TO DO:
Scan the lines below for the word "Pandey". Copy each line you find it in.

++++++++++++++++++++

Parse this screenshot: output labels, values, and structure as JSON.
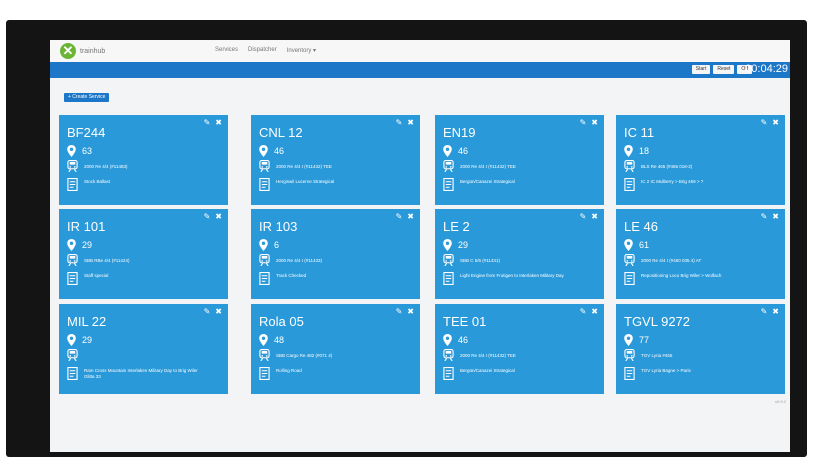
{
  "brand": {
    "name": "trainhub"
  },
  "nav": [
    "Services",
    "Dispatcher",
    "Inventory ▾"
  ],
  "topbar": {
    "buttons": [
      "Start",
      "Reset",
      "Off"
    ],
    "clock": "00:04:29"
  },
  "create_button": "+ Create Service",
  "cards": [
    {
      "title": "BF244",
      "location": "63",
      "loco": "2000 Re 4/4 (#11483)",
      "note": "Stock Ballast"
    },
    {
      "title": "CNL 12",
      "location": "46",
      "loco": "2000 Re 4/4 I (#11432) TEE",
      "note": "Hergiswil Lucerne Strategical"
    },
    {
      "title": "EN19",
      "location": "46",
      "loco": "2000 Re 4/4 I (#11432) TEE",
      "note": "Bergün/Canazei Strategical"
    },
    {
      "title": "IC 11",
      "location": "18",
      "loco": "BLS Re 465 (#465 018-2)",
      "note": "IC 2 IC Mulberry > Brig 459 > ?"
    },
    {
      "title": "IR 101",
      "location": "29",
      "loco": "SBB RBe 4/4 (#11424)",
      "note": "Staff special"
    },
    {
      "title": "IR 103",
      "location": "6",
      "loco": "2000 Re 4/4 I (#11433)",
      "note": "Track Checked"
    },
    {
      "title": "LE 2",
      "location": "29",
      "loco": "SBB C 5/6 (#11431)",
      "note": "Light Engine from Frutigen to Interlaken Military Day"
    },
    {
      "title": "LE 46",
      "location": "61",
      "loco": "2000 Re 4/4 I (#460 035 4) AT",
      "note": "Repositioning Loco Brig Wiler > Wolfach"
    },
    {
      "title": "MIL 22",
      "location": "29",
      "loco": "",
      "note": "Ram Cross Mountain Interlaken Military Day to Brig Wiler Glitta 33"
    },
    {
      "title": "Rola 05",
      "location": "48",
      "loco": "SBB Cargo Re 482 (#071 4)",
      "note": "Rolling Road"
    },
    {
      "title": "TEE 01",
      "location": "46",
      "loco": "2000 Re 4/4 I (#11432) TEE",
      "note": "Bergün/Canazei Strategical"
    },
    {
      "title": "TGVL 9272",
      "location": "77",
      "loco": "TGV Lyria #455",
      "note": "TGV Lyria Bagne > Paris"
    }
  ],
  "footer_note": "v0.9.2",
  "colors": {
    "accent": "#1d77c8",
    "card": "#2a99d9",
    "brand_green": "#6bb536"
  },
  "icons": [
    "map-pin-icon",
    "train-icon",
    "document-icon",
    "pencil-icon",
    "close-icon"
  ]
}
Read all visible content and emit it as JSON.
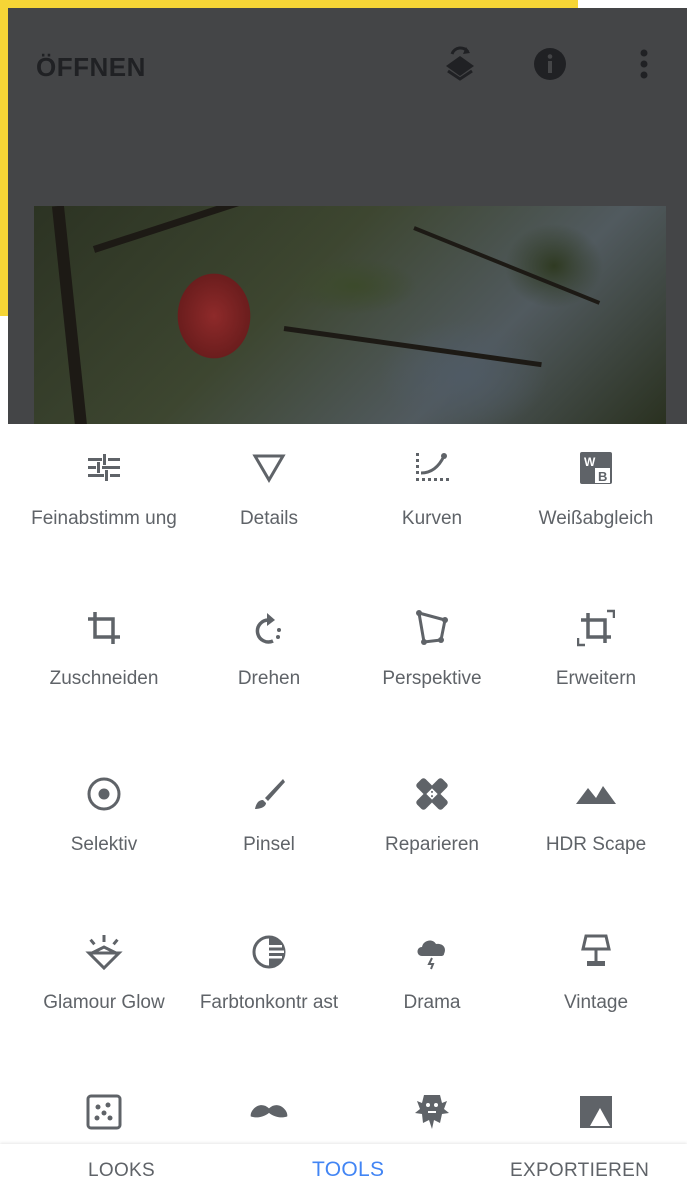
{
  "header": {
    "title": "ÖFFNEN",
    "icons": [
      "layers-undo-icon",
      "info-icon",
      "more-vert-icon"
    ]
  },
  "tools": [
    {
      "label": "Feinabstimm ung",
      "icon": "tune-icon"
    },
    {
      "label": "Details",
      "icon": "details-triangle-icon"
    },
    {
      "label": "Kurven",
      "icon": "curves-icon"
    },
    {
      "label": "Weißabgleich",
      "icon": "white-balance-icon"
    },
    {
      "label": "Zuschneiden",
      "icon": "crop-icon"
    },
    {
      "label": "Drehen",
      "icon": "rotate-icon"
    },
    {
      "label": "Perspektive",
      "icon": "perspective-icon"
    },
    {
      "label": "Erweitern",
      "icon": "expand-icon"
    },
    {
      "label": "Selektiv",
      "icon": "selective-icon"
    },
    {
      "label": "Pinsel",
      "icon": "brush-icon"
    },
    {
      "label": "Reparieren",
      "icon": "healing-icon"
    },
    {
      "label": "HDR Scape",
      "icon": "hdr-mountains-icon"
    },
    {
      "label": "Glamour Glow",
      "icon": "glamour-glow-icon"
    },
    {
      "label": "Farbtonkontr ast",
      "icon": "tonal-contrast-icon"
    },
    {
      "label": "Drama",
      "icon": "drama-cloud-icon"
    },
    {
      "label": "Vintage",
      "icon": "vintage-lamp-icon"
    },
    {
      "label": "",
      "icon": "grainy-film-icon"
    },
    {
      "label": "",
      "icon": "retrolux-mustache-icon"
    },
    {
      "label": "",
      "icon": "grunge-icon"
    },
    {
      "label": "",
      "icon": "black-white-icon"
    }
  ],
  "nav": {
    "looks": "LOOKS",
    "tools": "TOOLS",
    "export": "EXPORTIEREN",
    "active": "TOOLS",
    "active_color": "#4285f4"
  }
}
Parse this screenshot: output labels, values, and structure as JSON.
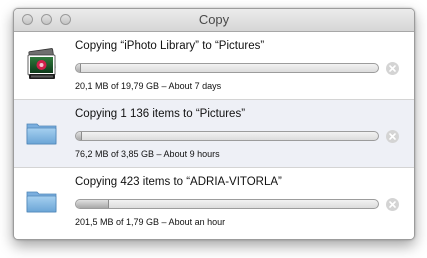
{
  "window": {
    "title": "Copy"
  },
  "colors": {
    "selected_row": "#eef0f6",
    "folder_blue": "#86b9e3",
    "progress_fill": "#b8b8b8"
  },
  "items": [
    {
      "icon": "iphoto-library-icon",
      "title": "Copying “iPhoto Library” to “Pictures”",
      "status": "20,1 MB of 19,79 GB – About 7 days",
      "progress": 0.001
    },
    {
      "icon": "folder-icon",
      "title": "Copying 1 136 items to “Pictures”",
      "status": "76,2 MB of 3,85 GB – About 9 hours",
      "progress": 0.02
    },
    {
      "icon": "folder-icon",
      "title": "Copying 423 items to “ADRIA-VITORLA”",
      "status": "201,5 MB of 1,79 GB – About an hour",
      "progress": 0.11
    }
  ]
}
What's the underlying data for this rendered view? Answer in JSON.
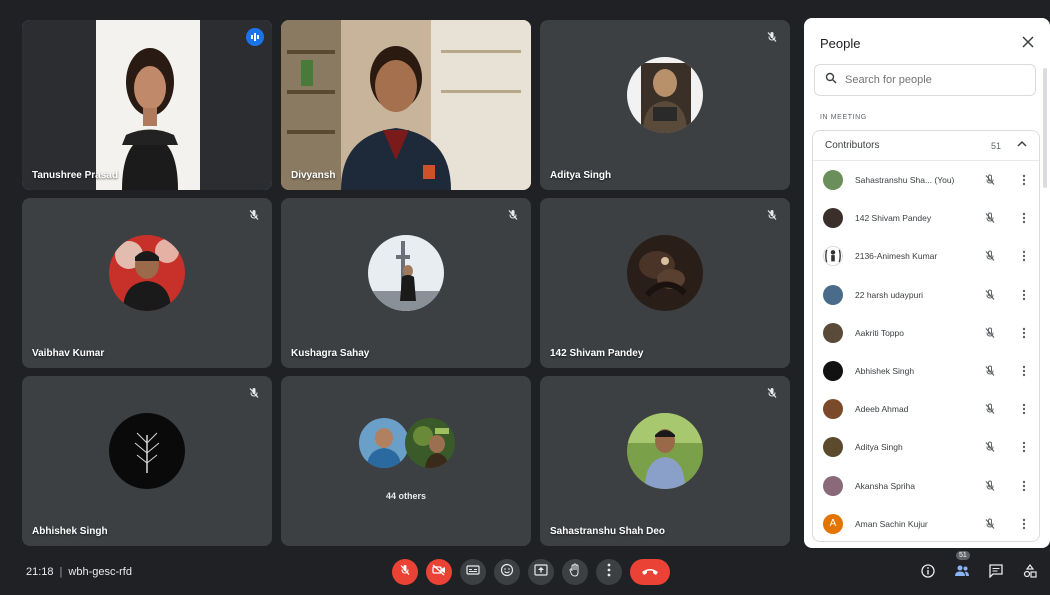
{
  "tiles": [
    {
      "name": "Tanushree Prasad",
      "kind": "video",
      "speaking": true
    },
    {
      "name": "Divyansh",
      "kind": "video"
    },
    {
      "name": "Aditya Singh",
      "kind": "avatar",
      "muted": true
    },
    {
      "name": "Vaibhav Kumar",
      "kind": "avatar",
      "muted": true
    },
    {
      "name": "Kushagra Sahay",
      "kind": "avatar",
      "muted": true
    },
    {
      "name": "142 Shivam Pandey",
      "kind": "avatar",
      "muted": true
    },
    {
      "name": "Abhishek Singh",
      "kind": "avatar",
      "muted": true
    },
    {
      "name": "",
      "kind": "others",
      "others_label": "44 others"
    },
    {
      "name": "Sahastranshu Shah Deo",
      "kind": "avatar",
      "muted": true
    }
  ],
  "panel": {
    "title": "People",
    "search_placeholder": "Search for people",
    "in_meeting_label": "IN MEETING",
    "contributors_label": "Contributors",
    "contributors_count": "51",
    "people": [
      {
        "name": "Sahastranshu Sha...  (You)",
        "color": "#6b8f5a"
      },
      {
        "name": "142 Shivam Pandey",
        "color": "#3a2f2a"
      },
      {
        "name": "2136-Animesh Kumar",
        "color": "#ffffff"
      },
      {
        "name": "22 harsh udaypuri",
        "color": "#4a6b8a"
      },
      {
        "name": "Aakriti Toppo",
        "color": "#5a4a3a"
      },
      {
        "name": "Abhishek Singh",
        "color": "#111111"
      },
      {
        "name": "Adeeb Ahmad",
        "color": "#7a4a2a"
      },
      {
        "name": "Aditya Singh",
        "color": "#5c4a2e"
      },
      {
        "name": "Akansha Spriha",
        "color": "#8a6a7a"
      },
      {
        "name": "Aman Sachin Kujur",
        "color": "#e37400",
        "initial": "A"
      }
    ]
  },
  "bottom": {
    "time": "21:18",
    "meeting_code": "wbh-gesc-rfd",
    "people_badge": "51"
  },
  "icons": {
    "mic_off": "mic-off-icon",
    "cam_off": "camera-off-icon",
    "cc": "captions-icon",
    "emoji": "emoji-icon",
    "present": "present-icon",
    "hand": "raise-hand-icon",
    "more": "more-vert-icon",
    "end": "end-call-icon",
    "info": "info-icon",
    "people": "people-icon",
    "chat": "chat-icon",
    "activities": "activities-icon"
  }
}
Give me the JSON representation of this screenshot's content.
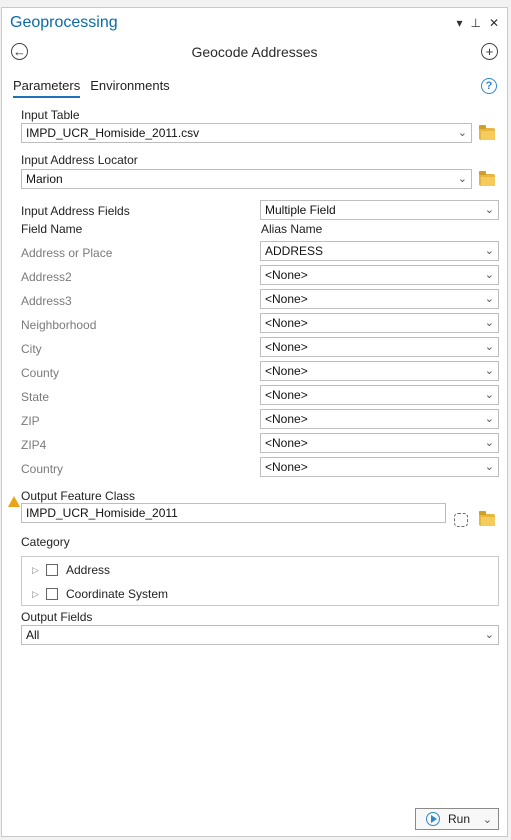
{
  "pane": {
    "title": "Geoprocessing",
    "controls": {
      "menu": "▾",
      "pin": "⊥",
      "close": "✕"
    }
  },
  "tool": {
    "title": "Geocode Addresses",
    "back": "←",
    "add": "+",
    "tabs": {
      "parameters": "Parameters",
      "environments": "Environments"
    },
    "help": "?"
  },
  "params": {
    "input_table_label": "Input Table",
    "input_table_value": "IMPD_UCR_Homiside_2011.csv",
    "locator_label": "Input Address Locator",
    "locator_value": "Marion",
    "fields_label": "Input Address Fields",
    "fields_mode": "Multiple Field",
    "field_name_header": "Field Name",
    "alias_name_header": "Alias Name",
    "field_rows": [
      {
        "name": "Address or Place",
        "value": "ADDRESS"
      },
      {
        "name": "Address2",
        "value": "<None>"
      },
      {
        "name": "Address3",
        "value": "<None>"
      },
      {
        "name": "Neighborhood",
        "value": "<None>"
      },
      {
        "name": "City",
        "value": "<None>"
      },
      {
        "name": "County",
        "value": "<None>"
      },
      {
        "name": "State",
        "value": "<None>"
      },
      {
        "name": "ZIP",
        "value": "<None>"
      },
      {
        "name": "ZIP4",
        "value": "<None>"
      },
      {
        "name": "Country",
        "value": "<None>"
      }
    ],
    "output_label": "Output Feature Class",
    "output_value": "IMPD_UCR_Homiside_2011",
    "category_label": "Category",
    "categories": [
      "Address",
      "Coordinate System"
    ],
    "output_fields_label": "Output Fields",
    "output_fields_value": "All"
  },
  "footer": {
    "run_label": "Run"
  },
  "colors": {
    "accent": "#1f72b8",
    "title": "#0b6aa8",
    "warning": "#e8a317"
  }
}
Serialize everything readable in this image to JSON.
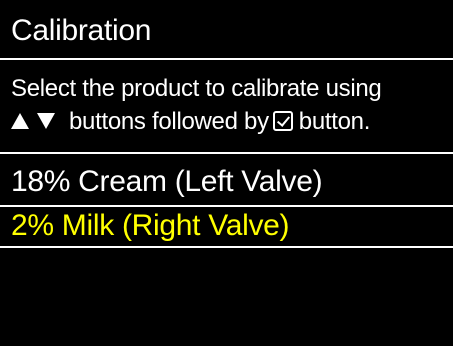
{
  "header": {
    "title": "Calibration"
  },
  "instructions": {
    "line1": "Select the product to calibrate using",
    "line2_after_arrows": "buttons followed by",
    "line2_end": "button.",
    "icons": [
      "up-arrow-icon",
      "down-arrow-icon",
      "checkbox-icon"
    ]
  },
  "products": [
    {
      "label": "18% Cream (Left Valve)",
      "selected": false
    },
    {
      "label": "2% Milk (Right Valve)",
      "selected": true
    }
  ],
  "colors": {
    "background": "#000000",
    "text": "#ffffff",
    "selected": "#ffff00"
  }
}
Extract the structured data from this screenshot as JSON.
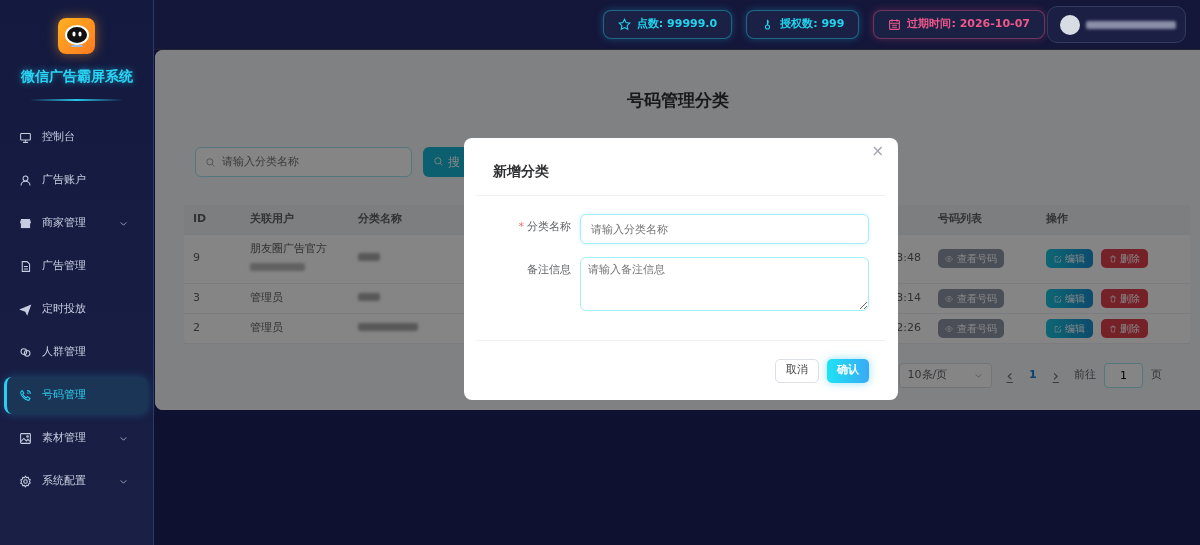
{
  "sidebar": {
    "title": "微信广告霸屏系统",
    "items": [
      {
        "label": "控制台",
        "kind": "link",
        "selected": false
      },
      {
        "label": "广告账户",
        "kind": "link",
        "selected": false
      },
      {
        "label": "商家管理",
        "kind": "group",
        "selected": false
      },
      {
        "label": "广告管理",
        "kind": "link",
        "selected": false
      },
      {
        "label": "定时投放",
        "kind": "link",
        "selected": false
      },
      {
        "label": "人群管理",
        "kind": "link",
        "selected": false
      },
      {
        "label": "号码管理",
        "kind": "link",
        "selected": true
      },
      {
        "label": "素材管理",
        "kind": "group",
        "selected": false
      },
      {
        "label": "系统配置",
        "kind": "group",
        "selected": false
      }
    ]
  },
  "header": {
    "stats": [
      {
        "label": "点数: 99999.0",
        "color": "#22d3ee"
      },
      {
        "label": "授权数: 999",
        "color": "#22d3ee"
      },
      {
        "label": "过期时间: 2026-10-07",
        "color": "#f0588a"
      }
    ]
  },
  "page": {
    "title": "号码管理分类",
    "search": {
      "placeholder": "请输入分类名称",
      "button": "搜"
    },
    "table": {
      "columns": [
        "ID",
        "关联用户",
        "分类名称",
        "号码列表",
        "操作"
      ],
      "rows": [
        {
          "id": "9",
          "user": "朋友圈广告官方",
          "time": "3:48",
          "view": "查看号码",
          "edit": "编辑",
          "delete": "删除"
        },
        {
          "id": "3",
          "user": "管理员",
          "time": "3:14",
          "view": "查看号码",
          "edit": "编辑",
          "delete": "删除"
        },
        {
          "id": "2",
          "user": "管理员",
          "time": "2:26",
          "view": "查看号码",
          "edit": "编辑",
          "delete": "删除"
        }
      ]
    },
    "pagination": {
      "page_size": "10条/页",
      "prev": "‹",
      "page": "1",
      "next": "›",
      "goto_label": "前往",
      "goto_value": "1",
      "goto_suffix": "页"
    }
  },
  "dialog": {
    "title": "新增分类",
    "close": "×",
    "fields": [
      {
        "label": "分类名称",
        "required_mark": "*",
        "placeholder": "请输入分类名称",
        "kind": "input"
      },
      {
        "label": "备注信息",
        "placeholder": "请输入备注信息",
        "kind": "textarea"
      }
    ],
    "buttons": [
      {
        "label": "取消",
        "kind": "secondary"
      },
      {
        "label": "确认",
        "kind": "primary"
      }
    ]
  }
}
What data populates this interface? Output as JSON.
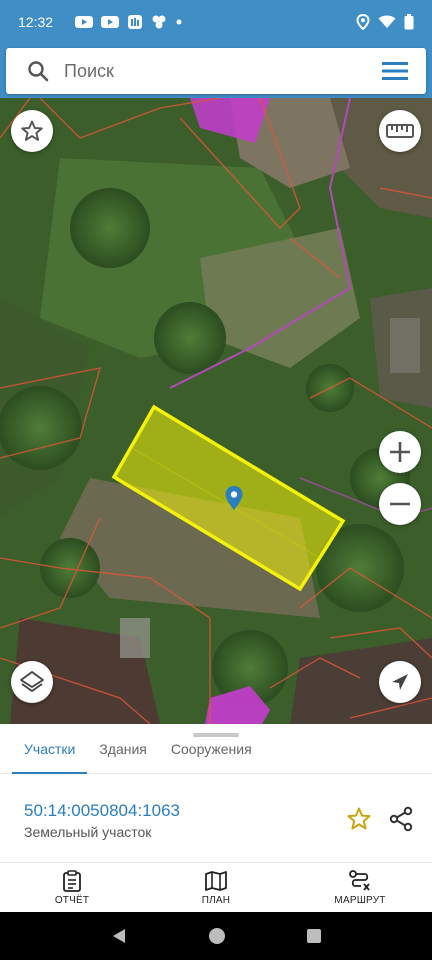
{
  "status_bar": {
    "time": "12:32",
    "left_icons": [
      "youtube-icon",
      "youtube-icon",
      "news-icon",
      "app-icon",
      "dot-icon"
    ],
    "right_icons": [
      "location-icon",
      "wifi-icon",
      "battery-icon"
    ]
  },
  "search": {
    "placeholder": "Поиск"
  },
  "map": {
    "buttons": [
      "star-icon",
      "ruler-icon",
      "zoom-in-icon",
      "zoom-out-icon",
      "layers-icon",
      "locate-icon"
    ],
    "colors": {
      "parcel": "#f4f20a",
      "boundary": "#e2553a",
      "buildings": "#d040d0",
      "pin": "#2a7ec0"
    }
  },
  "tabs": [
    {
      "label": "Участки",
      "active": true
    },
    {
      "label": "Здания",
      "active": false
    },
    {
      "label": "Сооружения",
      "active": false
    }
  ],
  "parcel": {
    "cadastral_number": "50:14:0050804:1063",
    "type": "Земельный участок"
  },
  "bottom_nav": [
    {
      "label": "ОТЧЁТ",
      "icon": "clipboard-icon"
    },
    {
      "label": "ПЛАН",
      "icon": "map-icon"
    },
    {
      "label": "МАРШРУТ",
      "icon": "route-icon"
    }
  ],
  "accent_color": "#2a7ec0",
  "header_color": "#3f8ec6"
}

++++++++++++++++++++

ANSWER TO THE TASK:
      "name": "142 Shivam Pandey",
        "name": "142 Shivam Pandey",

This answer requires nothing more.